*** MATERIAL TO PROCESS ***
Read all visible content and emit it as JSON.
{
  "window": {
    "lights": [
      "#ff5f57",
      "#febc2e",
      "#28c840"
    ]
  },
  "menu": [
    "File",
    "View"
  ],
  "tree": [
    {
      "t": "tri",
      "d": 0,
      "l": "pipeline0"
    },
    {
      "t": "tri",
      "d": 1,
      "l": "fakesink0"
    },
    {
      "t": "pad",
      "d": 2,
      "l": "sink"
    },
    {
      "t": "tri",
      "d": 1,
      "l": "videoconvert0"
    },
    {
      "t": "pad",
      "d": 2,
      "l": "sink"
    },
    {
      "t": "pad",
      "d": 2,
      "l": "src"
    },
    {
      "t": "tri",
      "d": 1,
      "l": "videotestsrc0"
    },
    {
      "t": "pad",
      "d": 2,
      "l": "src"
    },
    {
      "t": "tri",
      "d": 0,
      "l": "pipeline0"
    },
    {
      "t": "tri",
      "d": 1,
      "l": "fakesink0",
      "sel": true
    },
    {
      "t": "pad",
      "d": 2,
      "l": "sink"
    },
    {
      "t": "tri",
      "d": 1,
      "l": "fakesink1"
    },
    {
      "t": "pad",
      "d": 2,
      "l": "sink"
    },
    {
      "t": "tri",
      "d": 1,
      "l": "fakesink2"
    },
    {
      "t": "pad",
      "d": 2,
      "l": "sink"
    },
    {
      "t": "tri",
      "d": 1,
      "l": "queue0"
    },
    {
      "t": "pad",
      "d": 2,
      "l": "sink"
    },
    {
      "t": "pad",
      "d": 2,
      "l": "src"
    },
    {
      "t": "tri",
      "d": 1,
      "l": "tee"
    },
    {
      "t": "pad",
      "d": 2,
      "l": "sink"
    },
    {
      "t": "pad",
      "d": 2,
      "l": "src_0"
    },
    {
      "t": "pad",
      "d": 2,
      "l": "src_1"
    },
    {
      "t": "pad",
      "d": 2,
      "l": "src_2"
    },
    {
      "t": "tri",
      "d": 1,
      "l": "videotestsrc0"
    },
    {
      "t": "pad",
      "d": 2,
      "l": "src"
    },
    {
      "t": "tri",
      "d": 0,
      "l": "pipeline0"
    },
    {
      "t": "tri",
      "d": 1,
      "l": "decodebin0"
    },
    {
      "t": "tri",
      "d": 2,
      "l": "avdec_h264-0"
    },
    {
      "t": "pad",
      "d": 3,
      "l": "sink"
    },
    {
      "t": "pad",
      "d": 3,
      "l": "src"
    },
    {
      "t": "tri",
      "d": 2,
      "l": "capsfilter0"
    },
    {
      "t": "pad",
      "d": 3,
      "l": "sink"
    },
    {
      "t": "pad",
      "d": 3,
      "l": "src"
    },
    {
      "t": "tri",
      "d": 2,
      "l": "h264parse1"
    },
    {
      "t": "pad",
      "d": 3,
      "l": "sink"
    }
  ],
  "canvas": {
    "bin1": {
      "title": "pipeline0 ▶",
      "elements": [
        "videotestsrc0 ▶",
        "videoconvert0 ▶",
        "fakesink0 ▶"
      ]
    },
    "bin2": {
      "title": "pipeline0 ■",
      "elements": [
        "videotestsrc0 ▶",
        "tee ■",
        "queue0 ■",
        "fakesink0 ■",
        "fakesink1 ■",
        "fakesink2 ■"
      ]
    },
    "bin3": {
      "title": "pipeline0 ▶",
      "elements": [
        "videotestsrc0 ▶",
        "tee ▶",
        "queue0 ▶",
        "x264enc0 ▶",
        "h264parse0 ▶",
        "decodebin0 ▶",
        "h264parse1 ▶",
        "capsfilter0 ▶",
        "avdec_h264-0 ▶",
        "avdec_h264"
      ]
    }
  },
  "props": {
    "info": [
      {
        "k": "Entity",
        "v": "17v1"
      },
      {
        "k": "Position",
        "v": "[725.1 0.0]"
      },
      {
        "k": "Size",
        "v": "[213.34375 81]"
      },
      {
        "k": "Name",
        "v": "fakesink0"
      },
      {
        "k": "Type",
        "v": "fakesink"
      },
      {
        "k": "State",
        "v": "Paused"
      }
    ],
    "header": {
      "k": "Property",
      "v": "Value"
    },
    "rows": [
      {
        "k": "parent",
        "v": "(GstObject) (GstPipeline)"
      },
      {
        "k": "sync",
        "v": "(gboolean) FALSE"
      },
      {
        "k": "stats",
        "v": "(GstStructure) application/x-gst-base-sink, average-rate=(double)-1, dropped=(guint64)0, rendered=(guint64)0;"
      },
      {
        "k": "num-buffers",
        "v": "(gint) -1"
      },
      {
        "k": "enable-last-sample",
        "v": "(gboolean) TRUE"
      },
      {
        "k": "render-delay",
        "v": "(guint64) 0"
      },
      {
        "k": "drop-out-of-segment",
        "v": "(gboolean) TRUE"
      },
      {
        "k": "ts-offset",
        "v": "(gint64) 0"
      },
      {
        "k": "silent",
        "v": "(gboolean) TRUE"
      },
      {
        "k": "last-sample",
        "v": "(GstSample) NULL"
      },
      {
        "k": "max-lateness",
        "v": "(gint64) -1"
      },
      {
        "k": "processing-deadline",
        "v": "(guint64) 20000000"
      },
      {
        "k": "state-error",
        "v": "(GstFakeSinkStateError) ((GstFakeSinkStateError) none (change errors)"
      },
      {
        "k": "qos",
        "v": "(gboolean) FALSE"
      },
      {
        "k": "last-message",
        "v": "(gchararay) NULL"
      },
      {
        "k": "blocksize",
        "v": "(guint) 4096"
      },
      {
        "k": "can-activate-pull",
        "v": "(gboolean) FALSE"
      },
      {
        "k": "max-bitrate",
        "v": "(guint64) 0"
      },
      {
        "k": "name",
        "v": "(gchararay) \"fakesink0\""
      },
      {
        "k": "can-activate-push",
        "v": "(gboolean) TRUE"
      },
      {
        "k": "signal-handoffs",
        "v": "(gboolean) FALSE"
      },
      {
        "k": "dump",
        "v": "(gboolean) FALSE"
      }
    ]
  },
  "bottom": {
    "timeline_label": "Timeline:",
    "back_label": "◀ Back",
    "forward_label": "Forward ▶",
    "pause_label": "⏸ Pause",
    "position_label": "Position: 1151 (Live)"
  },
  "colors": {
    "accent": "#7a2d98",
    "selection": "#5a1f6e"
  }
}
***
### PROMPT
Set down the entries verbatim, leaving none out.

### TASK OUTPUT
Read all visible content and emit it as JSON.
{
  "window": {
    "lights": [
      "#ff5f57",
      "#febc2e",
      "#28c840"
    ]
  },
  "menu": [
    "File",
    "View"
  ],
  "tree": [
    {
      "t": "tri",
      "d": 0,
      "l": "pipeline0"
    },
    {
      "t": "tri",
      "d": 1,
      "l": "fakesink0"
    },
    {
      "t": "pad",
      "d": 2,
      "l": "sink"
    },
    {
      "t": "tri",
      "d": 1,
      "l": "videoconvert0"
    },
    {
      "t": "pad",
      "d": 2,
      "l": "sink"
    },
    {
      "t": "pad",
      "d": 2,
      "l": "src"
    },
    {
      "t": "tri",
      "d": 1,
      "l": "videotestsrc0"
    },
    {
      "t": "pad",
      "d": 2,
      "l": "src"
    },
    {
      "t": "tri",
      "d": 0,
      "l": "pipeline0"
    },
    {
      "t": "tri",
      "d": 1,
      "l": "fakesink0",
      "sel": true
    },
    {
      "t": "pad",
      "d": 2,
      "l": "sink"
    },
    {
      "t": "tri",
      "d": 1,
      "l": "fakesink1"
    },
    {
      "t": "pad",
      "d": 2,
      "l": "sink"
    },
    {
      "t": "tri",
      "d": 1,
      "l": "fakesink2"
    },
    {
      "t": "pad",
      "d": 2,
      "l": "sink"
    },
    {
      "t": "tri",
      "d": 1,
      "l": "queue0"
    },
    {
      "t": "pad",
      "d": 2,
      "l": "sink"
    },
    {
      "t": "pad",
      "d": 2,
      "l": "src"
    },
    {
      "t": "tri",
      "d": 1,
      "l": "tee"
    },
    {
      "t": "pad",
      "d": 2,
      "l": "sink"
    },
    {
      "t": "pad",
      "d": 2,
      "l": "src_0"
    },
    {
      "t": "pad",
      "d": 2,
      "l": "src_1"
    },
    {
      "t": "pad",
      "d": 2,
      "l": "src_2"
    },
    {
      "t": "tri",
      "d": 1,
      "l": "videotestsrc0"
    },
    {
      "t": "pad",
      "d": 2,
      "l": "src"
    },
    {
      "t": "tri",
      "d": 0,
      "l": "pipeline0"
    },
    {
      "t": "tri",
      "d": 1,
      "l": "decodebin0"
    },
    {
      "t": "tri",
      "d": 2,
      "l": "avdec_h264-0"
    },
    {
      "t": "pad",
      "d": 3,
      "l": "sink"
    },
    {
      "t": "pad",
      "d": 3,
      "l": "src"
    },
    {
      "t": "tri",
      "d": 2,
      "l": "capsfilter0"
    },
    {
      "t": "pad",
      "d": 3,
      "l": "sink"
    },
    {
      "t": "pad",
      "d": 3,
      "l": "src"
    },
    {
      "t": "tri",
      "d": 2,
      "l": "h264parse1"
    },
    {
      "t": "pad",
      "d": 3,
      "l": "sink"
    }
  ],
  "canvas": {
    "bin1": {
      "title": "pipeline0 ▶",
      "elements": [
        "videotestsrc0 ▶",
        "videoconvert0 ▶",
        "fakesink0 ▶"
      ]
    },
    "bin2": {
      "title": "pipeline0 ■",
      "elements": [
        "videotestsrc0 ▶",
        "tee ■",
        "queue0 ■",
        "fakesink0 ■",
        "fakesink1 ■",
        "fakesink2 ■"
      ]
    },
    "bin3": {
      "title": "pipeline0 ▶",
      "elements": [
        "videotestsrc0 ▶",
        "tee ▶",
        "queue0 ▶",
        "x264enc0 ▶",
        "h264parse0 ▶",
        "decodebin0 ▶",
        "h264parse1 ▶",
        "capsfilter0 ▶",
        "avdec_h264-0 ▶",
        "avdec_h264"
      ]
    }
  },
  "props": {
    "info": [
      {
        "k": "Entity",
        "v": "17v1"
      },
      {
        "k": "Position",
        "v": "[725.1 0.0]"
      },
      {
        "k": "Size",
        "v": "[213.34375 81]"
      },
      {
        "k": "Name",
        "v": "fakesink0"
      },
      {
        "k": "Type",
        "v": "fakesink"
      },
      {
        "k": "State",
        "v": "Paused"
      }
    ],
    "header": {
      "k": "Property",
      "v": "Value"
    },
    "rows": [
      {
        "k": "parent",
        "v": "(GstObject) (GstPipeline)"
      },
      {
        "k": "sync",
        "v": "(gboolean) FALSE"
      },
      {
        "k": "stats",
        "v": "(GstStructure) application/x-gst-base-sink, average-rate=(double)-1, dropped=(guint64)0, rendered=(guint64)0;"
      },
      {
        "k": "num-buffers",
        "v": "(gint) -1"
      },
      {
        "k": "enable-last-sample",
        "v": "(gboolean) TRUE"
      },
      {
        "k": "render-delay",
        "v": "(guint64) 0"
      },
      {
        "k": "drop-out-of-segment",
        "v": "(gboolean) TRUE"
      },
      {
        "k": "ts-offset",
        "v": "(gint64) 0"
      },
      {
        "k": "silent",
        "v": "(gboolean) TRUE"
      },
      {
        "k": "last-sample",
        "v": "(GstSample) NULL"
      },
      {
        "k": "max-lateness",
        "v": "(gint64) -1"
      },
      {
        "k": "processing-deadline",
        "v": "(guint64) 20000000"
      },
      {
        "k": "state-error",
        "v": "(GstFakeSinkStateError) ((GstFakeSinkStateError) none (change errors)"
      },
      {
        "k": "qos",
        "v": "(gboolean) FALSE"
      },
      {
        "k": "last-message",
        "v": "(gchararay) NULL"
      },
      {
        "k": "blocksize",
        "v": "(guint) 4096"
      },
      {
        "k": "can-activate-pull",
        "v": "(gboolean) FALSE"
      },
      {
        "k": "max-bitrate",
        "v": "(guint64) 0"
      },
      {
        "k": "name",
        "v": "(gchararay) \"fakesink0\""
      },
      {
        "k": "can-activate-push",
        "v": "(gboolean) TRUE"
      },
      {
        "k": "signal-handoffs",
        "v": "(gboolean) FALSE"
      },
      {
        "k": "dump",
        "v": "(gboolean) FALSE"
      }
    ]
  },
  "bottom": {
    "timeline_label": "Timeline:",
    "back_label": "◀ Back",
    "forward_label": "Forward ▶",
    "pause_label": "⏸ Pause",
    "position_label": "Position: 1151 (Live)"
  },
  "colors": {
    "accent": "#7a2d98",
    "selection": "#5a1f6e"
  }
}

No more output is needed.